■ Aim of the task ■
List every line in this data where the string "香港直飞东京" occurs.

Stored entries
------------------------------
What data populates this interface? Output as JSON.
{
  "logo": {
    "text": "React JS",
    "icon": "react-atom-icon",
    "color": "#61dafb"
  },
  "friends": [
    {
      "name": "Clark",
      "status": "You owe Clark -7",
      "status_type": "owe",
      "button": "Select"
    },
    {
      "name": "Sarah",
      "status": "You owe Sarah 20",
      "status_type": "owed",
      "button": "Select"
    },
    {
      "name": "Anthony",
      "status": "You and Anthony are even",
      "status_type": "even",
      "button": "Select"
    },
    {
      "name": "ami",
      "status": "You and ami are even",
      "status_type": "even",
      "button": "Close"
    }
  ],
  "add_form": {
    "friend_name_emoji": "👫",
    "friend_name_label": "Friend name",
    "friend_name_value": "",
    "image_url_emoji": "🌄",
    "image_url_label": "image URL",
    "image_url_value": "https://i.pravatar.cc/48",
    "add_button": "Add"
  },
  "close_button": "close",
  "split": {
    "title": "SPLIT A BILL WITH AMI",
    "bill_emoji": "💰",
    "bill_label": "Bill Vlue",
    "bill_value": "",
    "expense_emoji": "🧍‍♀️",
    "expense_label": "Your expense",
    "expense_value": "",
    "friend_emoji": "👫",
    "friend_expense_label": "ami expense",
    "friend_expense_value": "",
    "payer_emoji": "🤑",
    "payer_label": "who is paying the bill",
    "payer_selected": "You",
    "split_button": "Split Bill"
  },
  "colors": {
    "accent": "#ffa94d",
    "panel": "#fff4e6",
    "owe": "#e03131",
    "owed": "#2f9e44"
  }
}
------------------------------
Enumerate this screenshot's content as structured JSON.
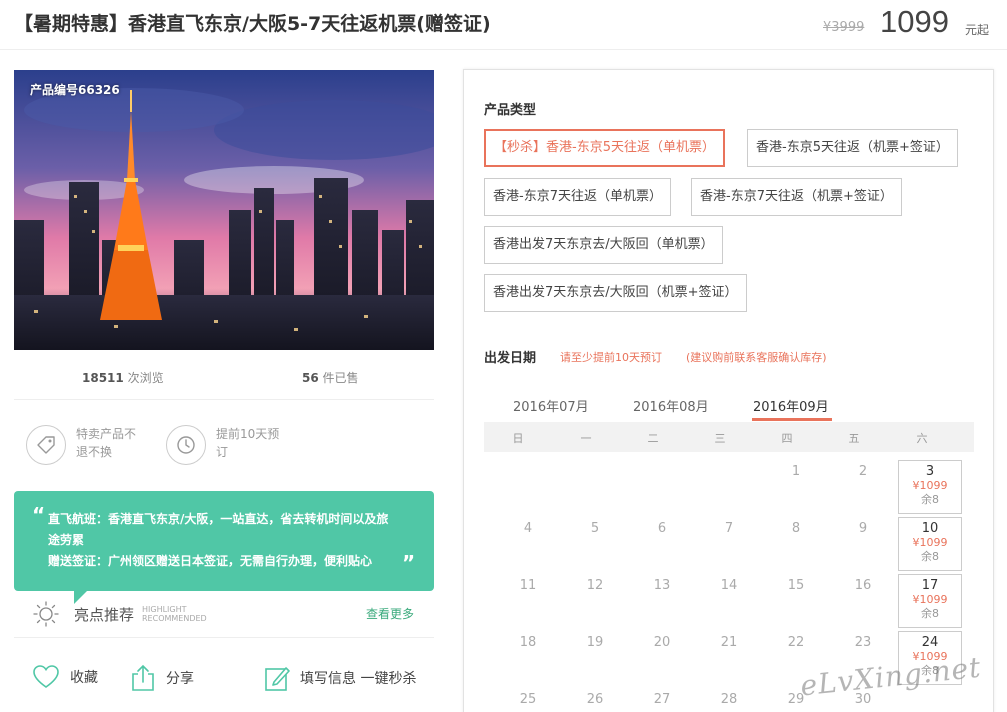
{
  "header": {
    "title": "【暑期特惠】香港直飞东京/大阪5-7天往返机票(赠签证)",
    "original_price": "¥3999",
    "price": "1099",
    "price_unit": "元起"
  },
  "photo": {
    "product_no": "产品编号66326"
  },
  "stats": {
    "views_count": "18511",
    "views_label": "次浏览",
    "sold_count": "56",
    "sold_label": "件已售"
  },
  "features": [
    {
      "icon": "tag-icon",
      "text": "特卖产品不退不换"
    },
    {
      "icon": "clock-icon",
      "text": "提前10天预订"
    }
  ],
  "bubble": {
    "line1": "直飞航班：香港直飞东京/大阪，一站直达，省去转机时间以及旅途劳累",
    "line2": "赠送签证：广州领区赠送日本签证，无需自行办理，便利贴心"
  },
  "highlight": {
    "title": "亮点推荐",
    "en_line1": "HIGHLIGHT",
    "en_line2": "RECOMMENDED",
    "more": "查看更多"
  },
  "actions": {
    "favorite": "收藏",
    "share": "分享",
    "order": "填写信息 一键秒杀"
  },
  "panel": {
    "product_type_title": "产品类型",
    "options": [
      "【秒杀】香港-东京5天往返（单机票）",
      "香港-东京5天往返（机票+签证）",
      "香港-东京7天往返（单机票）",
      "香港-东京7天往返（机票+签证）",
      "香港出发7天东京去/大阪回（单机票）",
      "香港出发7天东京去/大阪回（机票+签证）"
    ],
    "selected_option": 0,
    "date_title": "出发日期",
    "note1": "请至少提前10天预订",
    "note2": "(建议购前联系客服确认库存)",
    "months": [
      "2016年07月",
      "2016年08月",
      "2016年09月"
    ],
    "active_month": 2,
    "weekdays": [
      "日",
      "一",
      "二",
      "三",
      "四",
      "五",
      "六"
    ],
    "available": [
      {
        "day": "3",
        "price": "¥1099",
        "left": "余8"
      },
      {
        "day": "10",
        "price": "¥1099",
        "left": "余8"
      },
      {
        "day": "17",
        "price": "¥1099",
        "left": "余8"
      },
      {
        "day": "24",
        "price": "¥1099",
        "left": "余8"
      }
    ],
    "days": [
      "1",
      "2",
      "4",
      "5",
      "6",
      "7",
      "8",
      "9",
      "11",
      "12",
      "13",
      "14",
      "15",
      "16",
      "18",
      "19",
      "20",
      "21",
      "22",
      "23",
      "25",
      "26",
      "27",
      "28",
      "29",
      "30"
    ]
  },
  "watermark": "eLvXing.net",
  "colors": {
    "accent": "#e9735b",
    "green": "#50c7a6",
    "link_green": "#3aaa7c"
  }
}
------------------------------
■ Solved exercise ■
    "title": "【暑期特惠】香港直飞东京/大阪5-7天往返机票(赠签证)",
    "line1": "直飞航班：香港直飞东京/大阪，一站直达，省去转机时间以及旅途劳累",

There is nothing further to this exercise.